Start

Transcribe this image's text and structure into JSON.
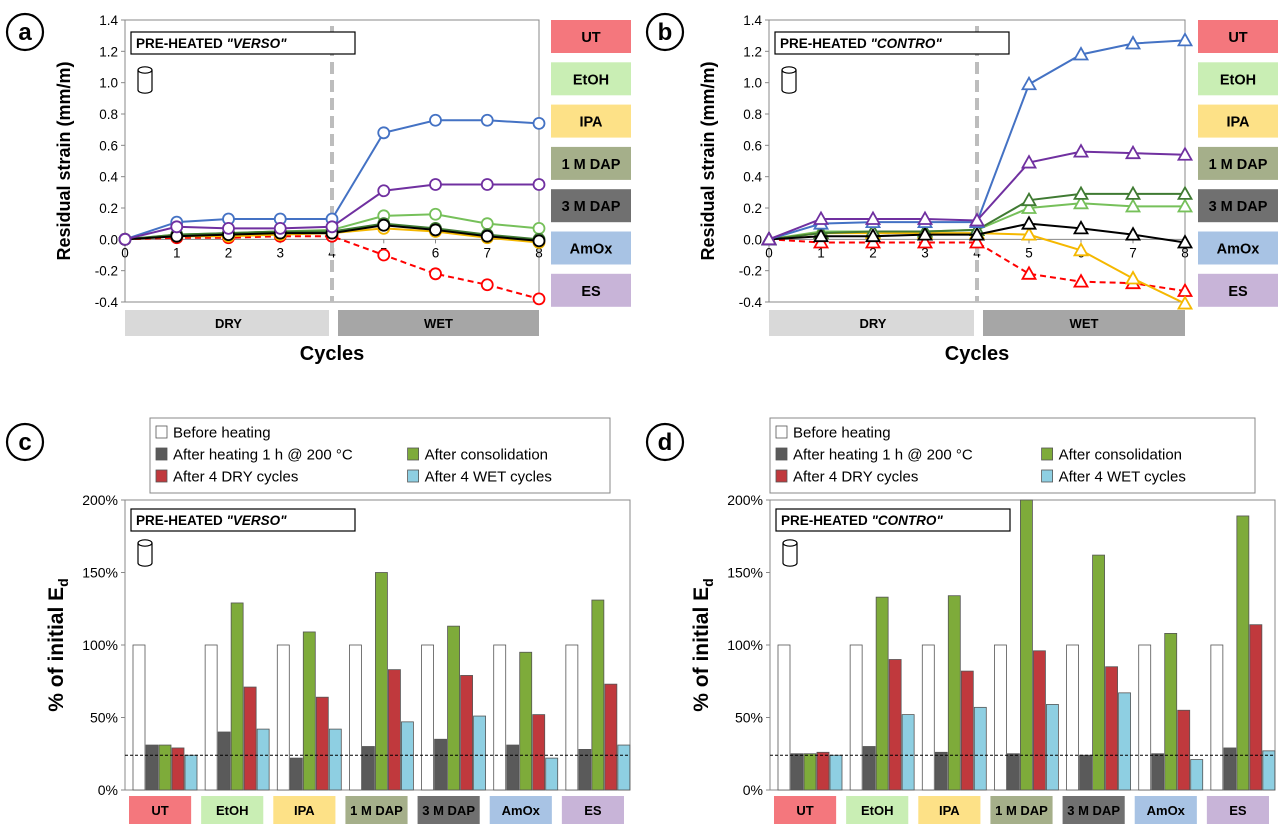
{
  "common": {
    "treatments": [
      "UT",
      "EtOH",
      "IPA",
      "1 M DAP",
      "3 M DAP",
      "AmOx",
      "ES"
    ],
    "colors": {
      "UT": {
        "line": "#ff0000",
        "fill": "#f4777d"
      },
      "EtOH": {
        "line": "#76c05a",
        "fill": "#c9eeb4"
      },
      "IPA": {
        "line": "#f5b800",
        "fill": "#fde187"
      },
      "1 M DAP": {
        "line": "#3f7a32",
        "fill": "#a5af8a"
      },
      "3 M DAP": {
        "line": "#000000",
        "fill": "#707070"
      },
      "AmOx": {
        "line": "#4472c4",
        "fill": "#a8c3e4"
      },
      "ES": {
        "line": "#7030a0",
        "fill": "#c8b4d8"
      }
    },
    "bar_series": [
      "Before heating",
      "After heating 1 h @ 200 °C",
      "After consolidation",
      "After 4 DRY cycles",
      "After 4 WET cycles"
    ],
    "bar_colors": [
      "#ffffff",
      "#5a5a5a",
      "#7eab3a",
      "#c0393d",
      "#8ecfe2"
    ],
    "dry_label": "DRY",
    "wet_label": "WET"
  },
  "chart_data": [
    {
      "panel": "a",
      "type": "line",
      "title": "PRE-HEATED \"VERSO\"",
      "title_plain": "PRE-HEATED ",
      "title_italic": "\"VERSO\"",
      "xlabel": "Cycles",
      "ylabel": "Residual strain (mm/m)",
      "x": [
        0,
        1,
        2,
        3,
        4,
        5,
        6,
        7,
        8
      ],
      "xlim": [
        0,
        8
      ],
      "ylim": [
        -0.4,
        1.4
      ],
      "yticks": [
        "-0.4",
        "-0.2",
        "0.0",
        "0.2",
        "0.4",
        "0.6",
        "0.8",
        "1.0",
        "1.2",
        "1.4"
      ],
      "marker": "circle",
      "series": [
        {
          "name": "UT",
          "values": [
            0,
            0.01,
            0.01,
            0.02,
            0.02,
            -0.1,
            -0.22,
            -0.29,
            -0.38
          ]
        },
        {
          "name": "EtOH",
          "values": [
            0,
            0.03,
            0.04,
            0.05,
            0.06,
            0.15,
            0.16,
            0.1,
            0.07
          ]
        },
        {
          "name": "IPA",
          "values": [
            0,
            0.02,
            0.02,
            0.03,
            0.04,
            0.07,
            0.05,
            0.01,
            -0.02
          ]
        },
        {
          "name": "1 M DAP",
          "values": [
            0,
            0.03,
            0.04,
            0.05,
            0.05,
            0.1,
            0.07,
            0.03,
            0.0
          ]
        },
        {
          "name": "3 M DAP",
          "values": [
            0,
            0.02,
            0.03,
            0.04,
            0.04,
            0.09,
            0.06,
            0.02,
            -0.01
          ]
        },
        {
          "name": "AmOx",
          "values": [
            0,
            0.11,
            0.13,
            0.13,
            0.13,
            0.68,
            0.76,
            0.76,
            0.74
          ]
        },
        {
          "name": "ES",
          "values": [
            0,
            0.08,
            0.07,
            0.07,
            0.08,
            0.31,
            0.35,
            0.35,
            0.35
          ]
        }
      ]
    },
    {
      "panel": "b",
      "type": "line",
      "title": "PRE-HEATED \"CONTRO\"",
      "title_plain": "PRE-HEATED ",
      "title_italic": "\"CONTRO\"",
      "xlabel": "Cycles",
      "ylabel": "Residual strain (mm/m)",
      "x": [
        0,
        1,
        2,
        3,
        4,
        5,
        6,
        7,
        8
      ],
      "xlim": [
        0,
        8
      ],
      "ylim": [
        -0.4,
        1.4
      ],
      "yticks": [
        "-0.4",
        "-0.2",
        "0.0",
        "0.2",
        "0.4",
        "0.6",
        "0.8",
        "1.0",
        "1.2",
        "1.4"
      ],
      "marker": "triangle",
      "series": [
        {
          "name": "UT",
          "values": [
            0,
            -0.02,
            -0.02,
            -0.02,
            -0.02,
            -0.22,
            -0.27,
            -0.28,
            -0.33
          ]
        },
        {
          "name": "EtOH",
          "values": [
            0,
            0.05,
            0.05,
            0.05,
            0.06,
            0.2,
            0.23,
            0.21,
            0.21
          ]
        },
        {
          "name": "IPA",
          "values": [
            0,
            0.04,
            0.04,
            0.04,
            0.04,
            0.03,
            -0.07,
            -0.25,
            -0.41
          ]
        },
        {
          "name": "1 M DAP",
          "values": [
            0,
            0.04,
            0.05,
            0.05,
            0.06,
            0.25,
            0.29,
            0.29,
            0.29
          ]
        },
        {
          "name": "3 M DAP",
          "values": [
            0,
            0.02,
            0.02,
            0.03,
            0.03,
            0.1,
            0.07,
            0.03,
            -0.02
          ]
        },
        {
          "name": "AmOx",
          "values": [
            0,
            0.1,
            0.11,
            0.11,
            0.11,
            0.99,
            1.18,
            1.25,
            1.27
          ]
        },
        {
          "name": "ES",
          "values": [
            0,
            0.13,
            0.13,
            0.13,
            0.12,
            0.49,
            0.56,
            0.55,
            0.54
          ]
        }
      ]
    },
    {
      "panel": "c",
      "type": "bar",
      "title": "PRE-HEATED \"VERSO\"",
      "title_plain": "PRE-HEATED ",
      "title_italic": "\"VERSO\"",
      "ylabel": "% of initial E",
      "ylabel_sub": "d",
      "categories": [
        "UT",
        "EtOH",
        "IPA",
        "1 M DAP",
        "3 M DAP",
        "AmOx",
        "ES"
      ],
      "ylim": [
        0,
        200
      ],
      "yticks": [
        "0%",
        "50%",
        "100%",
        "150%",
        "200%"
      ],
      "reference_line": 24,
      "series": [
        {
          "name": "Before heating",
          "values": [
            100,
            100,
            100,
            100,
            100,
            100,
            100
          ]
        },
        {
          "name": "After heating 1 h @ 200 °C",
          "values": [
            31,
            40,
            22,
            30,
            35,
            31,
            28
          ]
        },
        {
          "name": "After consolidation",
          "values": [
            31,
            129,
            109,
            150,
            113,
            95,
            131
          ]
        },
        {
          "name": "After 4 DRY cycles",
          "values": [
            29,
            71,
            64,
            83,
            79,
            52,
            73
          ]
        },
        {
          "name": "After 4 WET cycles",
          "values": [
            24,
            42,
            42,
            47,
            51,
            22,
            31
          ]
        }
      ]
    },
    {
      "panel": "d",
      "type": "bar",
      "title": "PRE-HEATED \"CONTRO\"",
      "title_plain": "PRE-HEATED ",
      "title_italic": "\"CONTRO\"",
      "ylabel": "% of initial E",
      "ylabel_sub": "d",
      "categories": [
        "UT",
        "EtOH",
        "IPA",
        "1 M DAP",
        "3 M DAP",
        "AmOx",
        "ES"
      ],
      "ylim": [
        0,
        200
      ],
      "yticks": [
        "0%",
        "50%",
        "100%",
        "150%",
        "200%"
      ],
      "reference_line": 24,
      "series": [
        {
          "name": "Before heating",
          "values": [
            100,
            100,
            100,
            100,
            100,
            100,
            100
          ]
        },
        {
          "name": "After heating 1 h @ 200 °C",
          "values": [
            25,
            30,
            26,
            25,
            24,
            25,
            29
          ]
        },
        {
          "name": "After consolidation",
          "values": [
            25,
            133,
            134,
            200,
            162,
            108,
            189
          ]
        },
        {
          "name": "After 4 DRY cycles",
          "values": [
            26,
            90,
            82,
            96,
            85,
            55,
            114
          ]
        },
        {
          "name": "After 4 WET cycles",
          "values": [
            24,
            52,
            57,
            59,
            67,
            21,
            27
          ]
        }
      ]
    }
  ]
}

End

| Short problem |
Except for the pictures, copy every line of the records above exactly.

| Written response |
Transcribe this image's text and structure into JSON.
{
  "common": {
    "treatments": [
      "UT",
      "EtOH",
      "IPA",
      "1 M DAP",
      "3 M DAP",
      "AmOx",
      "ES"
    ],
    "colors": {
      "UT": {
        "line": "#ff0000",
        "fill": "#f4777d"
      },
      "EtOH": {
        "line": "#76c05a",
        "fill": "#c9eeb4"
      },
      "IPA": {
        "line": "#f5b800",
        "fill": "#fde187"
      },
      "1 M DAP": {
        "line": "#3f7a32",
        "fill": "#a5af8a"
      },
      "3 M DAP": {
        "line": "#000000",
        "fill": "#707070"
      },
      "AmOx": {
        "line": "#4472c4",
        "fill": "#a8c3e4"
      },
      "ES": {
        "line": "#7030a0",
        "fill": "#c8b4d8"
      }
    },
    "bar_series": [
      "Before heating",
      "After heating 1 h @ 200 °C",
      "After consolidation",
      "After 4 DRY cycles",
      "After 4 WET cycles"
    ],
    "bar_colors": [
      "#ffffff",
      "#5a5a5a",
      "#7eab3a",
      "#c0393d",
      "#8ecfe2"
    ],
    "dry_label": "DRY",
    "wet_label": "WET"
  },
  "chart_data": [
    {
      "panel": "a",
      "type": "line",
      "title": "PRE-HEATED \"VERSO\"",
      "title_plain": "PRE-HEATED ",
      "title_italic": "\"VERSO\"",
      "xlabel": "Cycles",
      "ylabel": "Residual strain (mm/m)",
      "x": [
        0,
        1,
        2,
        3,
        4,
        5,
        6,
        7,
        8
      ],
      "xlim": [
        0,
        8
      ],
      "ylim": [
        -0.4,
        1.4
      ],
      "yticks": [
        "-0.4",
        "-0.2",
        "0.0",
        "0.2",
        "0.4",
        "0.6",
        "0.8",
        "1.0",
        "1.2",
        "1.4"
      ],
      "marker": "circle",
      "series": [
        {
          "name": "UT",
          "values": [
            0,
            0.01,
            0.01,
            0.02,
            0.02,
            -0.1,
            -0.22,
            -0.29,
            -0.38
          ]
        },
        {
          "name": "EtOH",
          "values": [
            0,
            0.03,
            0.04,
            0.05,
            0.06,
            0.15,
            0.16,
            0.1,
            0.07
          ]
        },
        {
          "name": "IPA",
          "values": [
            0,
            0.02,
            0.02,
            0.03,
            0.04,
            0.07,
            0.05,
            0.01,
            -0.02
          ]
        },
        {
          "name": "1 M DAP",
          "values": [
            0,
            0.03,
            0.04,
            0.05,
            0.05,
            0.1,
            0.07,
            0.03,
            0.0
          ]
        },
        {
          "name": "3 M DAP",
          "values": [
            0,
            0.02,
            0.03,
            0.04,
            0.04,
            0.09,
            0.06,
            0.02,
            -0.01
          ]
        },
        {
          "name": "AmOx",
          "values": [
            0,
            0.11,
            0.13,
            0.13,
            0.13,
            0.68,
            0.76,
            0.76,
            0.74
          ]
        },
        {
          "name": "ES",
          "values": [
            0,
            0.08,
            0.07,
            0.07,
            0.08,
            0.31,
            0.35,
            0.35,
            0.35
          ]
        }
      ]
    },
    {
      "panel": "b",
      "type": "line",
      "title": "PRE-HEATED \"CONTRO\"",
      "title_plain": "PRE-HEATED ",
      "title_italic": "\"CONTRO\"",
      "xlabel": "Cycles",
      "ylabel": "Residual strain (mm/m)",
      "x": [
        0,
        1,
        2,
        3,
        4,
        5,
        6,
        7,
        8
      ],
      "xlim": [
        0,
        8
      ],
      "ylim": [
        -0.4,
        1.4
      ],
      "yticks": [
        "-0.4",
        "-0.2",
        "0.0",
        "0.2",
        "0.4",
        "0.6",
        "0.8",
        "1.0",
        "1.2",
        "1.4"
      ],
      "marker": "triangle",
      "series": [
        {
          "name": "UT",
          "values": [
            0,
            -0.02,
            -0.02,
            -0.02,
            -0.02,
            -0.22,
            -0.27,
            -0.28,
            -0.33
          ]
        },
        {
          "name": "EtOH",
          "values": [
            0,
            0.05,
            0.05,
            0.05,
            0.06,
            0.2,
            0.23,
            0.21,
            0.21
          ]
        },
        {
          "name": "IPA",
          "values": [
            0,
            0.04,
            0.04,
            0.04,
            0.04,
            0.03,
            -0.07,
            -0.25,
            -0.41
          ]
        },
        {
          "name": "1 M DAP",
          "values": [
            0,
            0.04,
            0.05,
            0.05,
            0.06,
            0.25,
            0.29,
            0.29,
            0.29
          ]
        },
        {
          "name": "3 M DAP",
          "values": [
            0,
            0.02,
            0.02,
            0.03,
            0.03,
            0.1,
            0.07,
            0.03,
            -0.02
          ]
        },
        {
          "name": "AmOx",
          "values": [
            0,
            0.1,
            0.11,
            0.11,
            0.11,
            0.99,
            1.18,
            1.25,
            1.27
          ]
        },
        {
          "name": "ES",
          "values": [
            0,
            0.13,
            0.13,
            0.13,
            0.12,
            0.49,
            0.56,
            0.55,
            0.54
          ]
        }
      ]
    },
    {
      "panel": "c",
      "type": "bar",
      "title": "PRE-HEATED \"VERSO\"",
      "title_plain": "PRE-HEATED ",
      "title_italic": "\"VERSO\"",
      "ylabel": "% of initial E",
      "ylabel_sub": "d",
      "categories": [
        "UT",
        "EtOH",
        "IPA",
        "1 M DAP",
        "3 M DAP",
        "AmOx",
        "ES"
      ],
      "ylim": [
        0,
        200
      ],
      "yticks": [
        "0%",
        "50%",
        "100%",
        "150%",
        "200%"
      ],
      "reference_line": 24,
      "series": [
        {
          "name": "Before heating",
          "values": [
            100,
            100,
            100,
            100,
            100,
            100,
            100
          ]
        },
        {
          "name": "After heating 1 h @ 200 °C",
          "values": [
            31,
            40,
            22,
            30,
            35,
            31,
            28
          ]
        },
        {
          "name": "After consolidation",
          "values": [
            31,
            129,
            109,
            150,
            113,
            95,
            131
          ]
        },
        {
          "name": "After 4 DRY cycles",
          "values": [
            29,
            71,
            64,
            83,
            79,
            52,
            73
          ]
        },
        {
          "name": "After 4 WET cycles",
          "values": [
            24,
            42,
            42,
            47,
            51,
            22,
            31
          ]
        }
      ]
    },
    {
      "panel": "d",
      "type": "bar",
      "title": "PRE-HEATED \"CONTRO\"",
      "title_plain": "PRE-HEATED ",
      "title_italic": "\"CONTRO\"",
      "ylabel": "% of initial E",
      "ylabel_sub": "d",
      "categories": [
        "UT",
        "EtOH",
        "IPA",
        "1 M DAP",
        "3 M DAP",
        "AmOx",
        "ES"
      ],
      "ylim": [
        0,
        200
      ],
      "yticks": [
        "0%",
        "50%",
        "100%",
        "150%",
        "200%"
      ],
      "reference_line": 24,
      "series": [
        {
          "name": "Before heating",
          "values": [
            100,
            100,
            100,
            100,
            100,
            100,
            100
          ]
        },
        {
          "name": "After heating 1 h @ 200 °C",
          "values": [
            25,
            30,
            26,
            25,
            24,
            25,
            29
          ]
        },
        {
          "name": "After consolidation",
          "values": [
            25,
            133,
            134,
            200,
            162,
            108,
            189
          ]
        },
        {
          "name": "After 4 DRY cycles",
          "values": [
            26,
            90,
            82,
            96,
            85,
            55,
            114
          ]
        },
        {
          "name": "After 4 WET cycles",
          "values": [
            24,
            52,
            57,
            59,
            67,
            21,
            27
          ]
        }
      ]
    }
  ]
}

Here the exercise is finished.